* REQUIRED WORK *
Write out the entries verbatim and leave the images out of the copy.

* MATERIAL *
☆ ☆ ☆

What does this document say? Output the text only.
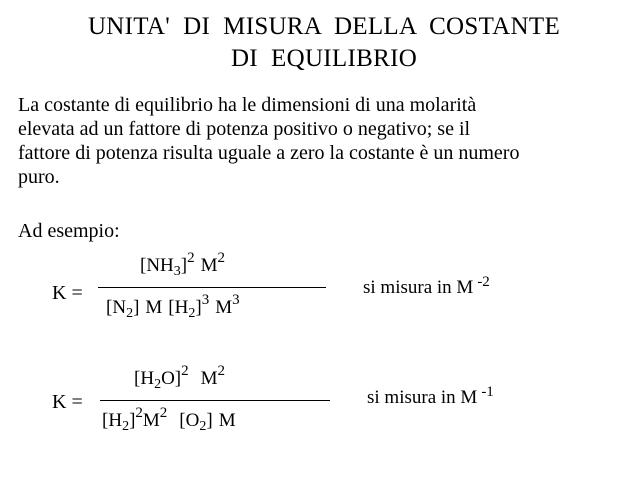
UNITA'  DI  MISURA  DELLA  COSTANTE
DI  EQUILIBRIO
La costante di equilibrio ha le dimensioni di una molarità
elevata ad un fattore di potenza positivo o negativo; se il
fattore di potenza risulta uguale a zero la costante è un numero
puro.
Ad esempio:
K =
$[NH_3]^2$ $M^2$
$[N_2]$ M $[H_2]^3$ $M^3$
si misura in M $^{-2}$
K =
$[H_2O]^2$ $M^2$
$[H_2]^2M^2$ $[O_2]$ M
si misura in M $^{-1}$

☆ ☆ ☆

* FULL ANSWER *
What does this document say? Output the text only.
UNITA'  DI  MISURA  DELLA  COSTANTE
DI  EQUILIBRIO
La costante di equilibrio ha le dimensioni di una molarità
elevata ad un fattore di potenza positivo o negativo; se il
fattore di potenza risulta uguale a zero la costante è un numero
puro.
Ad esempio:
K =
$[NH_3]^2$ $M^2$
$[N_2]$ M $[H_2]^3$ $M^3$
si misura in M $^{-2}$
K =
$[H_2O]^2$ $M^2$
$[H_2]^2M^2$ $[O_2]$ M
si misura in M $^{-1}$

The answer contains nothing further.